Raw records:

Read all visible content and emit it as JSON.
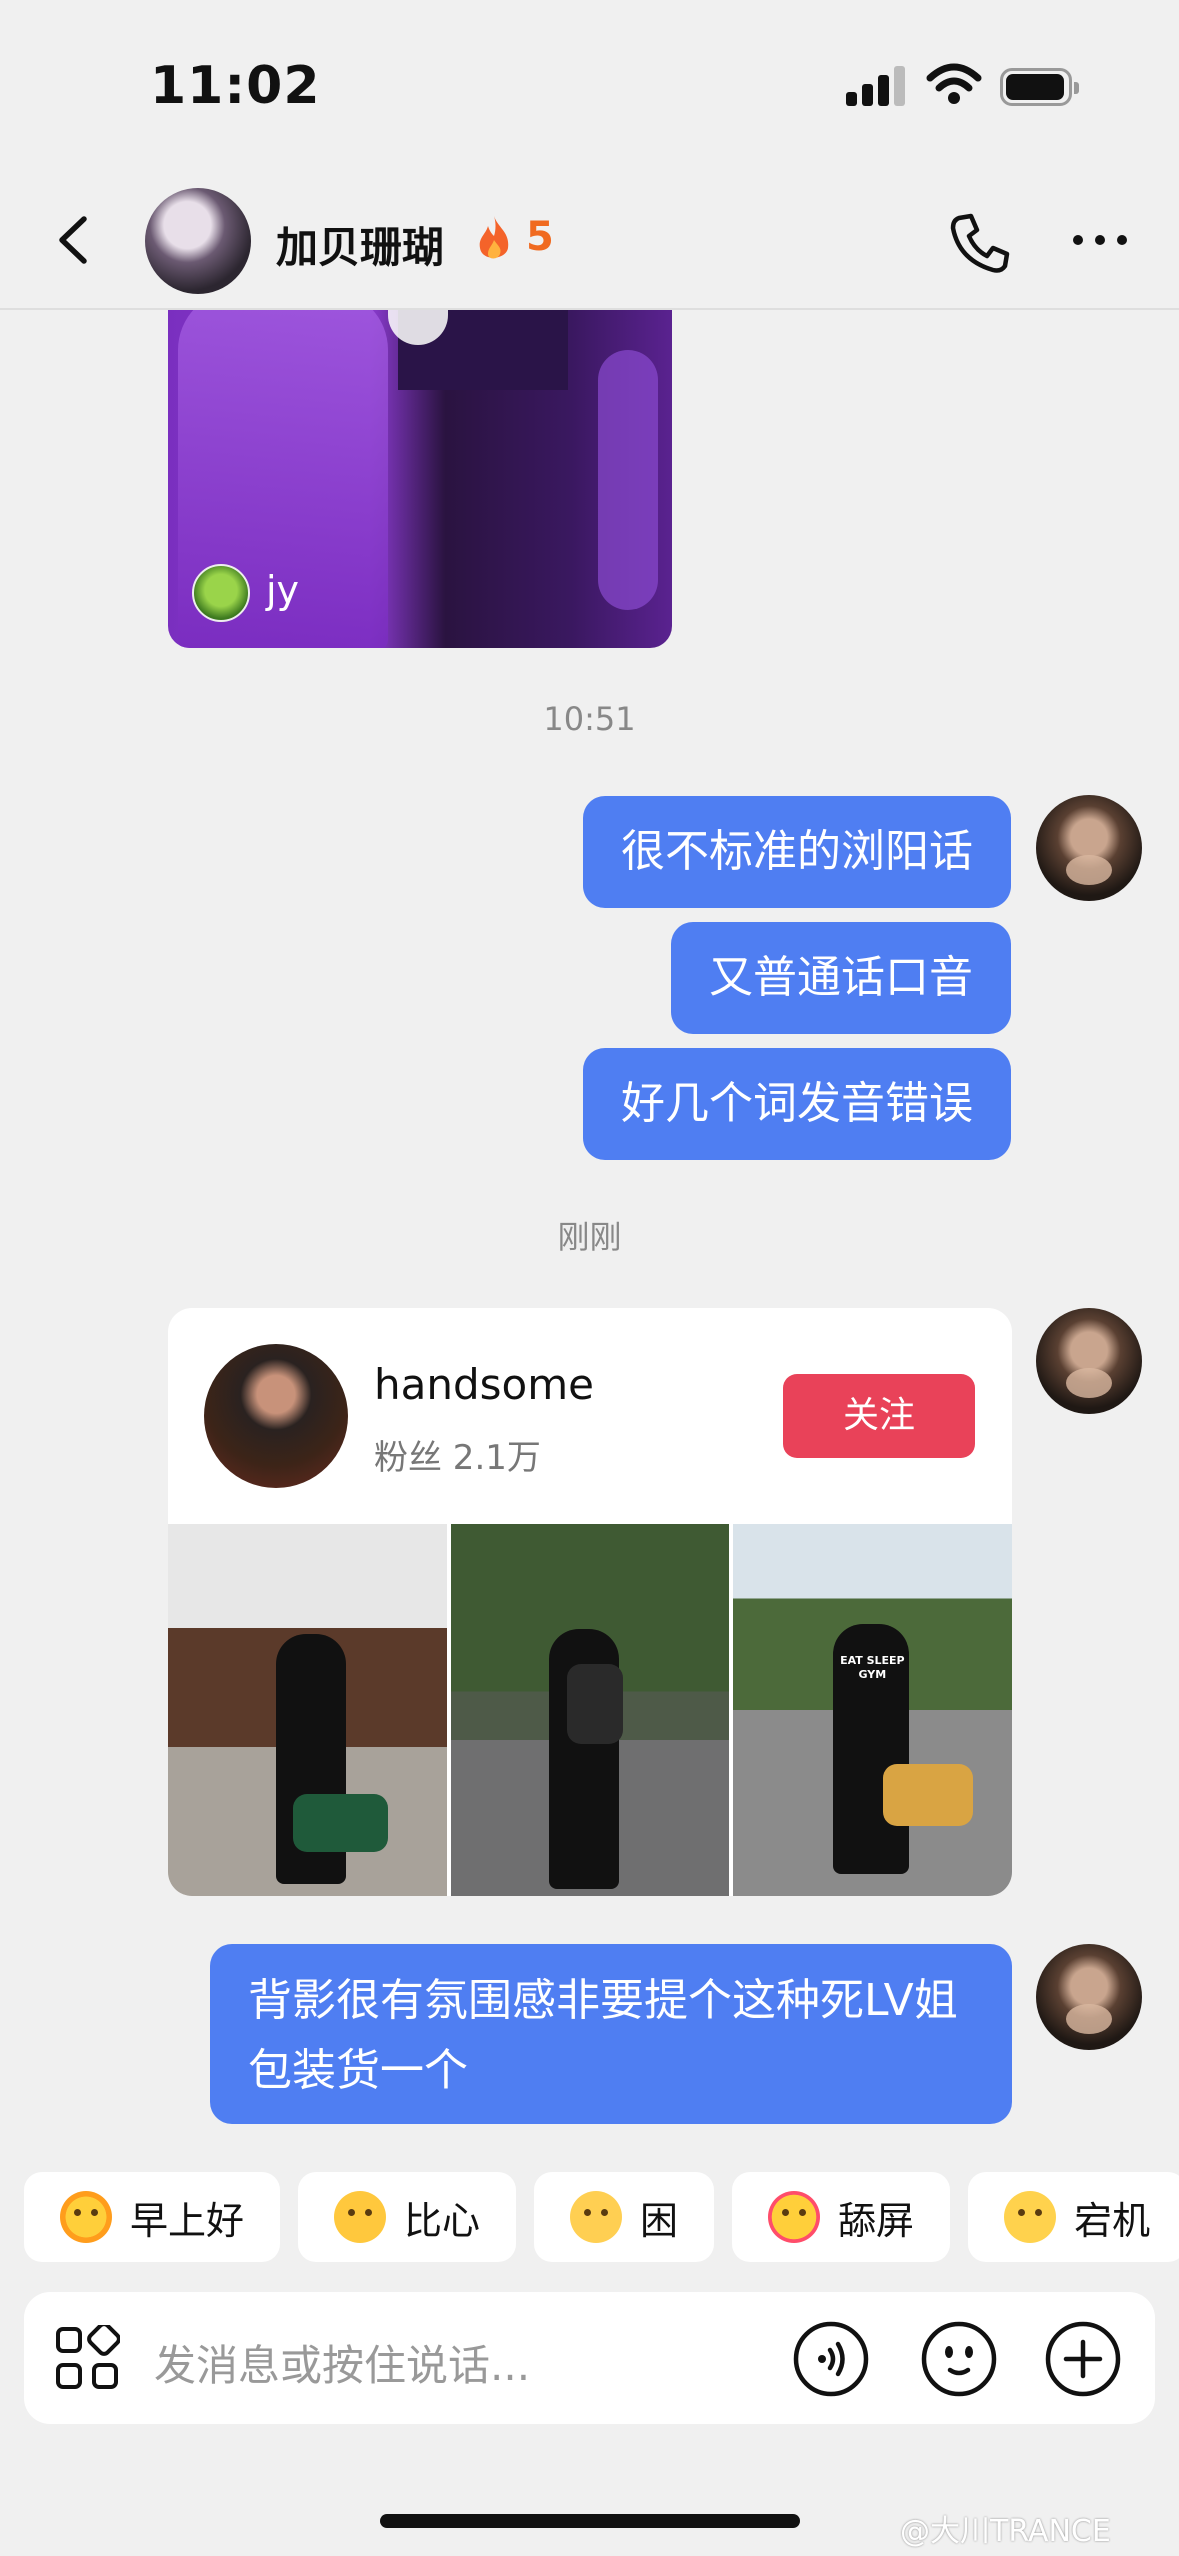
{
  "status_bar": {
    "time": "11:02"
  },
  "header": {
    "contact_name": "加贝珊瑚",
    "streak_count": "5",
    "icons": [
      "back-arrow-icon",
      "fire-icon",
      "phone-icon",
      "more-icon"
    ]
  },
  "shared_video": {
    "sharer_name": "jy"
  },
  "timestamps": {
    "first": "10:51",
    "second": "刚刚"
  },
  "messages": [
    {
      "sender": "me",
      "text": "很不标准的浏阳话"
    },
    {
      "sender": "me",
      "text": "又普通话口音"
    },
    {
      "sender": "me",
      "text": "好几个词发音错误"
    },
    {
      "sender": "me",
      "text": "背影很有氛围感非要提个这种死LV姐包装货一个"
    }
  ],
  "profile_card": {
    "username": "handsome",
    "fans": "粉丝 2.1万",
    "follow_label": "关注",
    "photo3_shirt_text": "EAT SLEEP GYM"
  },
  "quick_replies": [
    {
      "label": "早上好",
      "emoji": "sun-face-icon"
    },
    {
      "label": "比心",
      "emoji": "heart-hand-icon"
    },
    {
      "label": "困",
      "emoji": "sleepy-face-icon"
    },
    {
      "label": "舔屏",
      "emoji": "heart-eyes-icon"
    },
    {
      "label": "宕机",
      "emoji": "dizzy-face-icon"
    }
  ],
  "input": {
    "placeholder": "发消息或按住说话..."
  },
  "watermark": "@大川TRANCE",
  "colors": {
    "bubble": "#4f7ef2",
    "follow": "#e94259",
    "streak": "#f06a20",
    "background": "#f0f0f0"
  }
}
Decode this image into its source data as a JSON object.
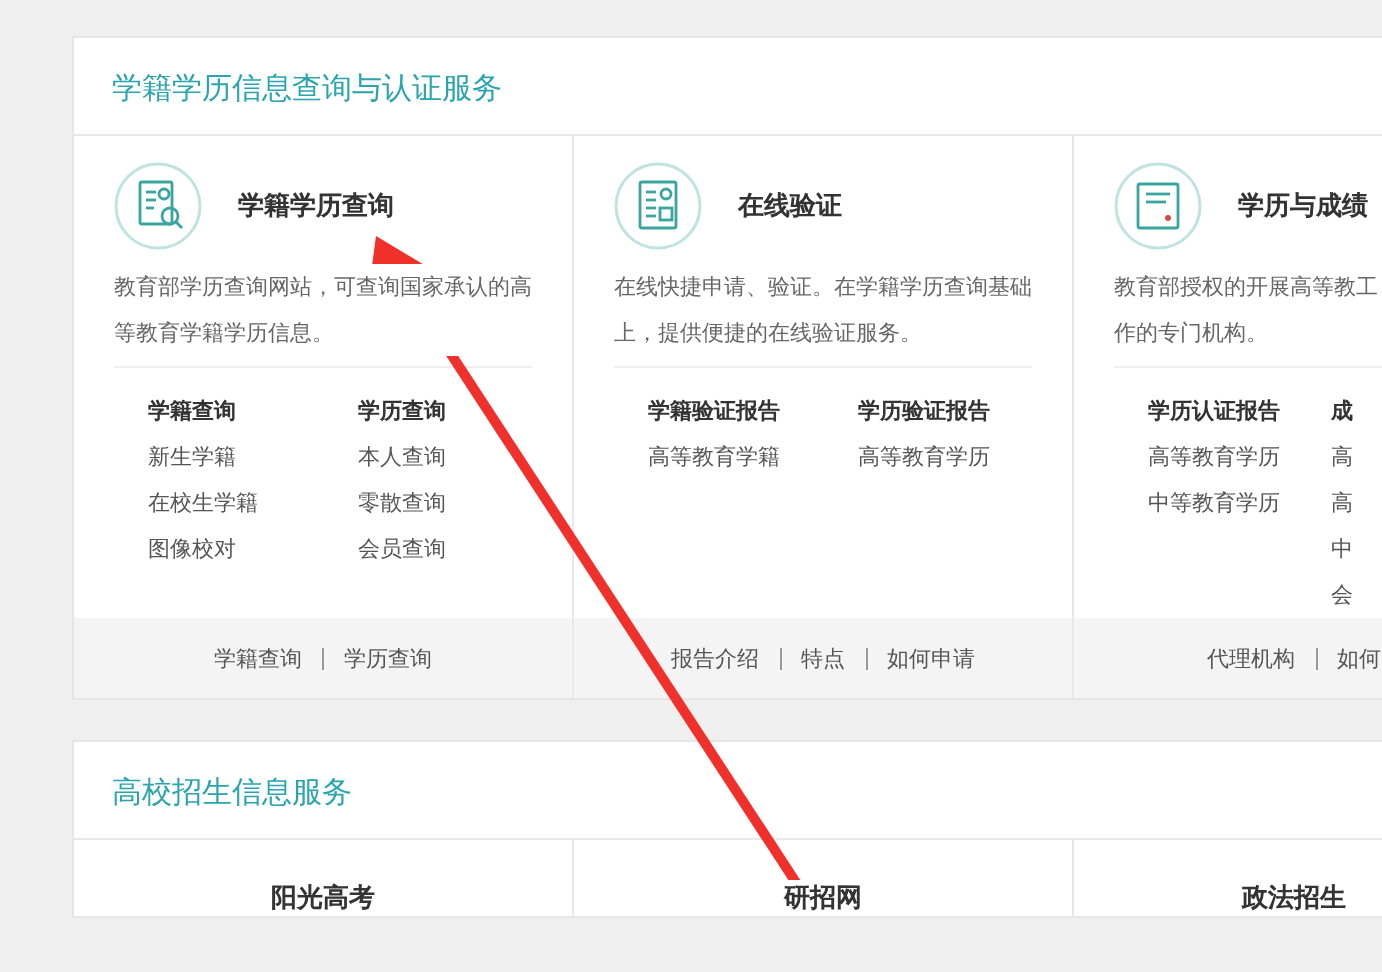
{
  "sections": [
    {
      "title": "学籍学历信息查询与认证服务",
      "services": [
        {
          "kind": "query",
          "title": "学籍学历查询",
          "description": "教育部学历查询网站，可查询国家承认的高等教育学籍学历信息。",
          "link_groups": [
            {
              "heading": "学籍查询",
              "links": [
                "新生学籍",
                "在校生学籍",
                "图像校对"
              ]
            },
            {
              "heading": "学历查询",
              "links": [
                "本人查询",
                "零散查询",
                "会员查询"
              ]
            }
          ],
          "footer_links": [
            "学籍查询",
            "学历查询"
          ]
        },
        {
          "kind": "verify",
          "title": "在线验证",
          "description": "在线快捷申请、验证。在学籍学历查询基础上，提供便捷的在线验证服务。",
          "link_groups": [
            {
              "heading": "学籍验证报告",
              "links": [
                "高等教育学籍"
              ]
            },
            {
              "heading": "学历验证报告",
              "links": [
                "高等教育学历"
              ]
            }
          ],
          "footer_links": [
            "报告介绍",
            "特点",
            "如何申请"
          ]
        },
        {
          "kind": "certificate",
          "title": "学历与成绩",
          "description": "教育部授权的开展高等教工作的专门机构。",
          "link_groups": [
            {
              "heading": "学历认证报告",
              "links": [
                "高等教育学历",
                "中等教育学历"
              ]
            },
            {
              "heading": "成",
              "links": [
                "高",
                "高",
                "中",
                "会"
              ]
            }
          ],
          "footer_links": [
            "代理机构",
            "如何"
          ]
        }
      ]
    },
    {
      "title": "高校招生信息服务",
      "services": [
        {
          "kind": "plain",
          "title": "阳光高考"
        },
        {
          "kind": "plain",
          "title": "研招网"
        },
        {
          "kind": "plain",
          "title": "政法招生"
        }
      ]
    }
  ]
}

What is asked:
Output every entry verbatim. Pictures do not belong in the copy.

Result of the exercise:
Read all visible content and emit it as JSON.
{
  "status_bar": {
    "time": "11:02"
  },
  "header": {
    "contact_name": "加贝珊瑚",
    "streak_count": "5",
    "icons": [
      "back-arrow-icon",
      "fire-icon",
      "phone-icon",
      "more-icon"
    ]
  },
  "shared_video": {
    "sharer_name": "jy"
  },
  "timestamps": {
    "first": "10:51",
    "second": "刚刚"
  },
  "messages": [
    {
      "sender": "me",
      "text": "很不标准的浏阳话"
    },
    {
      "sender": "me",
      "text": "又普通话口音"
    },
    {
      "sender": "me",
      "text": "好几个词发音错误"
    },
    {
      "sender": "me",
      "text": "背影很有氛围感非要提个这种死LV姐包装货一个"
    }
  ],
  "profile_card": {
    "username": "handsome",
    "fans": "粉丝 2.1万",
    "follow_label": "关注",
    "photo3_shirt_text": "EAT SLEEP GYM"
  },
  "quick_replies": [
    {
      "label": "早上好",
      "emoji": "sun-face-icon"
    },
    {
      "label": "比心",
      "emoji": "heart-hand-icon"
    },
    {
      "label": "困",
      "emoji": "sleepy-face-icon"
    },
    {
      "label": "舔屏",
      "emoji": "heart-eyes-icon"
    },
    {
      "label": "宕机",
      "emoji": "dizzy-face-icon"
    }
  ],
  "input": {
    "placeholder": "发消息或按住说话..."
  },
  "watermark": "@大川TRANCE",
  "colors": {
    "bubble": "#4f7ef2",
    "follow": "#e94259",
    "streak": "#f06a20",
    "background": "#f0f0f0"
  }
}
Decode this image into its source data as a JSON object.
{
  "sections": [
    {
      "title": "学籍学历信息查询与认证服务",
      "services": [
        {
          "kind": "query",
          "title": "学籍学历查询",
          "description": "教育部学历查询网站，可查询国家承认的高等教育学籍学历信息。",
          "link_groups": [
            {
              "heading": "学籍查询",
              "links": [
                "新生学籍",
                "在校生学籍",
                "图像校对"
              ]
            },
            {
              "heading": "学历查询",
              "links": [
                "本人查询",
                "零散查询",
                "会员查询"
              ]
            }
          ],
          "footer_links": [
            "学籍查询",
            "学历查询"
          ]
        },
        {
          "kind": "verify",
          "title": "在线验证",
          "description": "在线快捷申请、验证。在学籍学历查询基础上，提供便捷的在线验证服务。",
          "link_groups": [
            {
              "heading": "学籍验证报告",
              "links": [
                "高等教育学籍"
              ]
            },
            {
              "heading": "学历验证报告",
              "links": [
                "高等教育学历"
              ]
            }
          ],
          "footer_links": [
            "报告介绍",
            "特点",
            "如何申请"
          ]
        },
        {
          "kind": "certificate",
          "title": "学历与成绩",
          "description": "教育部授权的开展高等教工作的专门机构。",
          "link_groups": [
            {
              "heading": "学历认证报告",
              "links": [
                "高等教育学历",
                "中等教育学历"
              ]
            },
            {
              "heading": "成",
              "links": [
                "高",
                "高",
                "中",
                "会"
              ]
            }
          ],
          "footer_links": [
            "代理机构",
            "如何"
          ]
        }
      ]
    },
    {
      "title": "高校招生信息服务",
      "services": [
        {
          "kind": "plain",
          "title": "阳光高考"
        },
        {
          "kind": "plain",
          "title": "研招网"
        },
        {
          "kind": "plain",
          "title": "政法招生"
        }
      ]
    }
  ]
}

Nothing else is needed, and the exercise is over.